▶ **Material to process**:
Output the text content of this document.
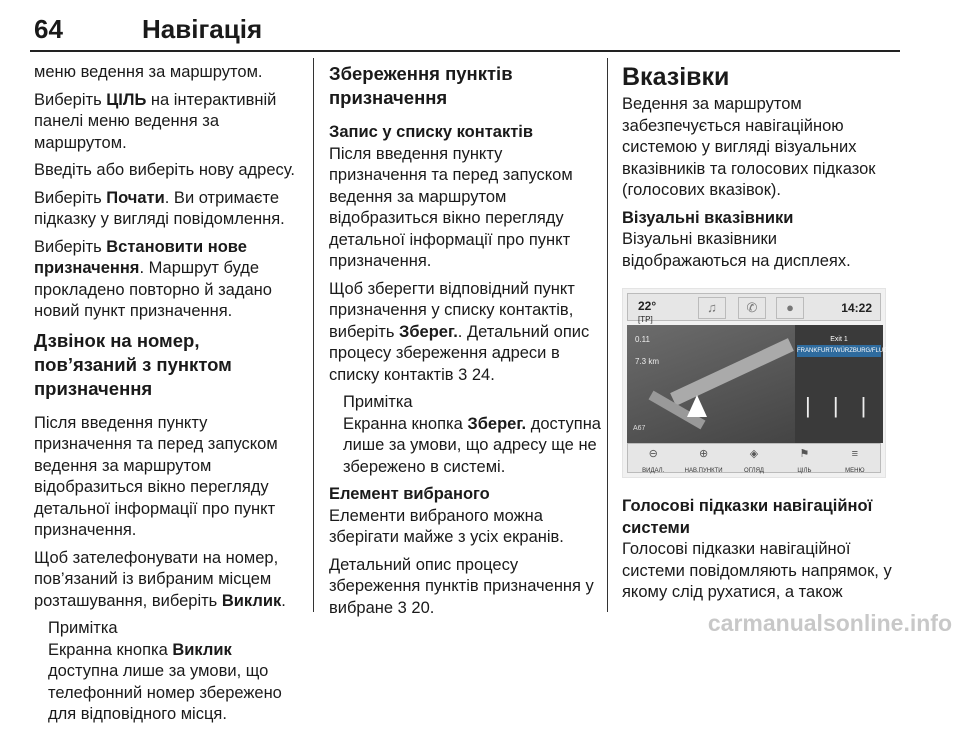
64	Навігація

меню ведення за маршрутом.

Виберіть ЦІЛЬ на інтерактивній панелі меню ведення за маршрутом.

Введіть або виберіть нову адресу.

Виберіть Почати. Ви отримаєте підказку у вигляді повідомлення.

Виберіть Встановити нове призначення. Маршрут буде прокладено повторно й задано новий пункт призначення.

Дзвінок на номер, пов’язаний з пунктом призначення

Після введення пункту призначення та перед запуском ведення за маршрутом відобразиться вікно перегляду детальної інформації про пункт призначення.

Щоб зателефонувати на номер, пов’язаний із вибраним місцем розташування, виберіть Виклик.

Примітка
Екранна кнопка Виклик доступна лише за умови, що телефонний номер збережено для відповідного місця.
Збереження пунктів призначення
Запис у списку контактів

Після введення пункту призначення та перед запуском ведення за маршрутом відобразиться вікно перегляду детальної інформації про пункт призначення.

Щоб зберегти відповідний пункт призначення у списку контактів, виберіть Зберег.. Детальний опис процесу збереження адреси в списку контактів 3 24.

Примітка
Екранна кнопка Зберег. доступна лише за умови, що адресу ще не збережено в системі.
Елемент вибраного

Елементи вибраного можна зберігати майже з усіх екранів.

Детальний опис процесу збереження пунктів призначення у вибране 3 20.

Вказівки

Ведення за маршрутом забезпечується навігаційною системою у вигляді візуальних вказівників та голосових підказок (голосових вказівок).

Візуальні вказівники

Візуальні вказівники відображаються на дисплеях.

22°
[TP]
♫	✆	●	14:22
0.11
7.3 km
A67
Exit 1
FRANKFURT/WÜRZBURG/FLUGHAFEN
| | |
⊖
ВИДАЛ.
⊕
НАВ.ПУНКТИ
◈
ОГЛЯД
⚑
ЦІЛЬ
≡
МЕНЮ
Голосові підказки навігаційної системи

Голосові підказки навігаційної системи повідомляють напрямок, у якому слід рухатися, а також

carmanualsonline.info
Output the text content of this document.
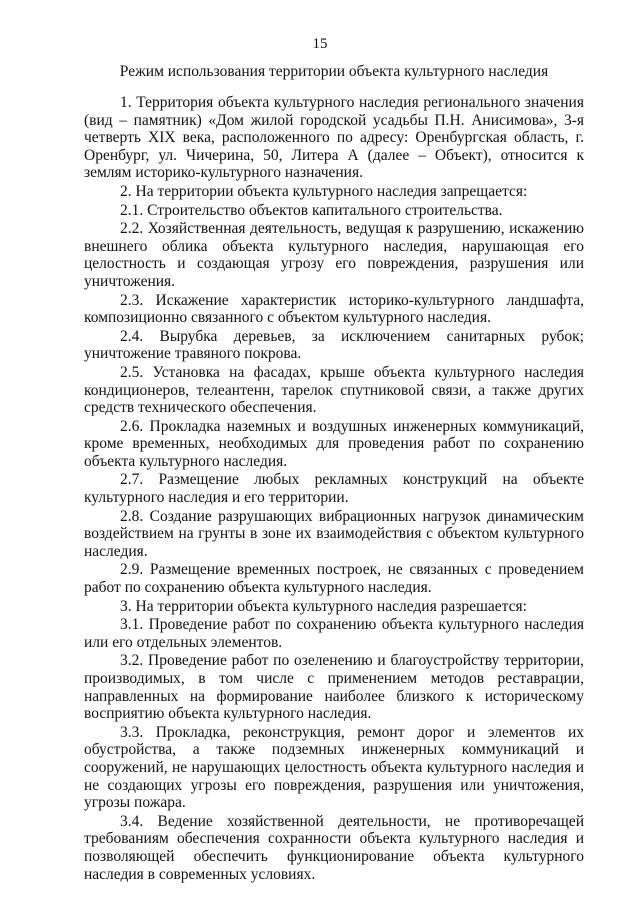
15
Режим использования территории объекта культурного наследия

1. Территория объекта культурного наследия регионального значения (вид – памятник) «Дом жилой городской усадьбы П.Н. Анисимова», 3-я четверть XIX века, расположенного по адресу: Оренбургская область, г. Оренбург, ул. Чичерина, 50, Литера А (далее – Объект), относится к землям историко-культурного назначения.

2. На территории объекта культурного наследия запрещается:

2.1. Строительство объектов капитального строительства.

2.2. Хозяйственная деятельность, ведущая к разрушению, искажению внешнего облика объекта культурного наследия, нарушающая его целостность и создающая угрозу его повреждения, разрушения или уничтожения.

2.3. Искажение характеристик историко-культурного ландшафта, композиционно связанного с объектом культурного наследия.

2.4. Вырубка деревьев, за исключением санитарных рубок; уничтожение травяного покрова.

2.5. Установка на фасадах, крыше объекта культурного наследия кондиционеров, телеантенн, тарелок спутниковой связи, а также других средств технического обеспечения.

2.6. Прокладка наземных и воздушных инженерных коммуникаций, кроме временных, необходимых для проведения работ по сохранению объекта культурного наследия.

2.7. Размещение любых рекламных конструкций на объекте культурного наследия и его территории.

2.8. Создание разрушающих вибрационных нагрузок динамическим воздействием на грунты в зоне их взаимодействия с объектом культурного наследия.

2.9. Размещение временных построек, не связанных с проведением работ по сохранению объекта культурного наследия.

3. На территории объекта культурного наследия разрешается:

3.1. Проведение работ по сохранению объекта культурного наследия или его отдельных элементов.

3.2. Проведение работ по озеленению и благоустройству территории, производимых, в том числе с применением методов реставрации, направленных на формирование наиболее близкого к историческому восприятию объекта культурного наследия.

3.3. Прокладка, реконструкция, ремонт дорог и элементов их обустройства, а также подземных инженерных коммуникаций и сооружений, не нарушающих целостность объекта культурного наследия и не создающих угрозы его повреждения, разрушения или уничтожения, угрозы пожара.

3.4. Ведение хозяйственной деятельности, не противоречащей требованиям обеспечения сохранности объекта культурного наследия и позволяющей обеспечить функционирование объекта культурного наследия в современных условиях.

▶ **Work to be completed**: Do not copy the pictures, but repeat every line exactly.

▶ **Completed exercise**:
Output the text content of this document.
64	Навігація

меню ведення за маршрутом.

Виберіть ЦІЛЬ на інтерактивній панелі меню ведення за маршрутом.

Введіть або виберіть нову адресу.

Виберіть Почати. Ви отримаєте підказку у вигляді повідомлення.

Виберіть Встановити нове призначення. Маршрут буде прокладено повторно й задано новий пункт призначення.

Дзвінок на номер, пов’язаний з пунктом призначення

Після введення пункту призначення та перед запуском ведення за маршрутом відобразиться вікно перегляду детальної інформації про пункт призначення.

Щоб зателефонувати на номер, пов’язаний із вибраним місцем розташування, виберіть Виклик.

Примітка
Екранна кнопка Виклик доступна лише за умови, що телефонний номер збережено для відповідного місця.
Збереження пунктів призначення
Запис у списку контактів

Після введення пункту призначення та перед запуском ведення за маршрутом відобразиться вікно перегляду детальної інформації про пункт призначення.

Щоб зберегти відповідний пункт призначення у списку контактів, виберіть Зберег.. Детальний опис процесу збереження адреси в списку контактів 3 24.

Примітка
Екранна кнопка Зберег. доступна лише за умови, що адресу ще не збережено в системі.
Елемент вибраного

Елементи вибраного можна зберігати майже з усіх екранів.

Детальний опис процесу збереження пунктів призначення у вибране 3 20.

Вказівки

Ведення за маршрутом забезпечується навігаційною системою у вигляді візуальних вказівників та голосових підказок (голосових вказівок).

Візуальні вказівники

Візуальні вказівники відображаються на дисплеях.

22°
[TP]
♫	✆	●	14:22
0.11
7.3 km
A67
Exit 1
FRANKFURT/WÜRZBURG/FLUGHAFEN
| | |
⊖
ВИДАЛ.
⊕
НАВ.ПУНКТИ
◈
ОГЛЯД
⚑
ЦІЛЬ
≡
МЕНЮ
Голосові підказки навігаційної системи

Голосові підказки навігаційної системи повідомляють напрямок, у якому слід рухатися, а також

carmanualsonline.info
Output the text content of this document.
15
Режим использования территории объекта культурного наследия

1. Территория объекта культурного наследия регионального значения (вид – памятник) «Дом жилой городской усадьбы П.Н. Анисимова», 3-я четверть XIX века, расположенного по адресу: Оренбургская область, г. Оренбург, ул. Чичерина, 50, Литера А (далее – Объект), относится к землям историко-культурного назначения.

2. На территории объекта культурного наследия запрещается:

2.1. Строительство объектов капитального строительства.

2.2. Хозяйственная деятельность, ведущая к разрушению, искажению внешнего облика объекта культурного наследия, нарушающая его целостность и создающая угрозу его повреждения, разрушения или уничтожения.

2.3. Искажение характеристик историко-культурного ландшафта, композиционно связанного с объектом культурного наследия.

2.4. Вырубка деревьев, за исключением санитарных рубок; уничтожение травяного покрова.

2.5. Установка на фасадах, крыше объекта культурного наследия кондиционеров, телеантенн, тарелок спутниковой связи, а также других средств технического обеспечения.

2.6. Прокладка наземных и воздушных инженерных коммуникаций, кроме временных, необходимых для проведения работ по сохранению объекта культурного наследия.

2.7. Размещение любых рекламных конструкций на объекте культурного наследия и его территории.

2.8. Создание разрушающих вибрационных нагрузок динамическим воздействием на грунты в зоне их взаимодействия с объектом культурного наследия.

2.9. Размещение временных построек, не связанных с проведением работ по сохранению объекта культурного наследия.

3. На территории объекта культурного наследия разрешается:

3.1. Проведение работ по сохранению объекта культурного наследия или его отдельных элементов.

3.2. Проведение работ по озеленению и благоустройству территории, производимых, в том числе с применением методов реставрации, направленных на формирование наиболее близкого к историческому восприятию объекта культурного наследия.

3.3. Прокладка, реконструкция, ремонт дорог и элементов их обустройства, а также подземных инженерных коммуникаций и сооружений, не нарушающих целостность объекта культурного наследия и не создающих угрозы его повреждения, разрушения или уничтожения, угрозы пожара.

3.4. Ведение хозяйственной деятельности, не противоречащей требованиям обеспечения сохранности объекта культурного наследия и позволяющей обеспечить функционирование объекта культурного наследия в современных условиях.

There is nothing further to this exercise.